A block of data
>> Begin

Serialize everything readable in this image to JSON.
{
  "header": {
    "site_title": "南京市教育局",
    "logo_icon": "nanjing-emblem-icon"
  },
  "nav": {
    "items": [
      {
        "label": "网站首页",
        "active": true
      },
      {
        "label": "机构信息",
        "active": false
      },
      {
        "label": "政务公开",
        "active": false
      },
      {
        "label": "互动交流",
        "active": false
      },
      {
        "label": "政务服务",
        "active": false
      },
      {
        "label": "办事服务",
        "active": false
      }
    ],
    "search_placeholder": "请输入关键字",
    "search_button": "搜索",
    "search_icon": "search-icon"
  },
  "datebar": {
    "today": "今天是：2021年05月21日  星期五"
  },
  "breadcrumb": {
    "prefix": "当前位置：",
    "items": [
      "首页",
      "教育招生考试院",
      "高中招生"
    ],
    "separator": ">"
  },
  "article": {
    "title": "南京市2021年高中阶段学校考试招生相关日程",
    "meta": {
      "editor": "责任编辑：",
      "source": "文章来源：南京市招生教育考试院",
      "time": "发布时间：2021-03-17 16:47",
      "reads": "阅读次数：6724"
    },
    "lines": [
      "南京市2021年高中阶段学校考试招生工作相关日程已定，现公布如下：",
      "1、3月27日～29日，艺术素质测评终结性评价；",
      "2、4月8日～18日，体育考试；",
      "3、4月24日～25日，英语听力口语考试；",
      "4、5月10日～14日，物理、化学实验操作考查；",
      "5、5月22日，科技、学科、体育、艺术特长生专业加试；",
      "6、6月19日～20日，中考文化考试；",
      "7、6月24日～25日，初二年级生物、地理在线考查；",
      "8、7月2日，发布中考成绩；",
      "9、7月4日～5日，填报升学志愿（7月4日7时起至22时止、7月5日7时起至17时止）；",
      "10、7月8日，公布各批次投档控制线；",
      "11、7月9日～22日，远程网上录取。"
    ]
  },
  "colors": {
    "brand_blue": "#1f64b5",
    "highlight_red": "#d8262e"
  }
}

>> End

Task to complete
All of the data needs to be reproduced exactly, with no line missing.

Solved exercise
Serialize everything readable in this image to JSON.
{
  "header": {
    "site_title": "南京市教育局",
    "logo_icon": "nanjing-emblem-icon"
  },
  "nav": {
    "items": [
      {
        "label": "网站首页",
        "active": true
      },
      {
        "label": "机构信息",
        "active": false
      },
      {
        "label": "政务公开",
        "active": false
      },
      {
        "label": "互动交流",
        "active": false
      },
      {
        "label": "政务服务",
        "active": false
      },
      {
        "label": "办事服务",
        "active": false
      }
    ],
    "search_placeholder": "请输入关键字",
    "search_button": "搜索",
    "search_icon": "search-icon"
  },
  "datebar": {
    "today": "今天是：2021年05月21日  星期五"
  },
  "breadcrumb": {
    "prefix": "当前位置：",
    "items": [
      "首页",
      "教育招生考试院",
      "高中招生"
    ],
    "separator": ">"
  },
  "article": {
    "title": "南京市2021年高中阶段学校考试招生相关日程",
    "meta": {
      "editor": "责任编辑：",
      "source": "文章来源：南京市招生教育考试院",
      "time": "发布时间：2021-03-17 16:47",
      "reads": "阅读次数：6724"
    },
    "lines": [
      "南京市2021年高中阶段学校考试招生工作相关日程已定，现公布如下：",
      "1、3月27日～29日，艺术素质测评终结性评价；",
      "2、4月8日～18日，体育考试；",
      "3、4月24日～25日，英语听力口语考试；",
      "4、5月10日～14日，物理、化学实验操作考查；",
      "5、5月22日，科技、学科、体育、艺术特长生专业加试；",
      "6、6月19日～20日，中考文化考试；",
      "7、6月24日～25日，初二年级生物、地理在线考查；",
      "8、7月2日，发布中考成绩；",
      "9、7月4日～5日，填报升学志愿（7月4日7时起至22时止、7月5日7时起至17时止）；",
      "10、7月8日，公布各批次投档控制线；",
      "11、7月9日～22日，远程网上录取。"
    ]
  },
  "colors": {
    "brand_blue": "#1f64b5",
    "highlight_red": "#d8262e"
  }
}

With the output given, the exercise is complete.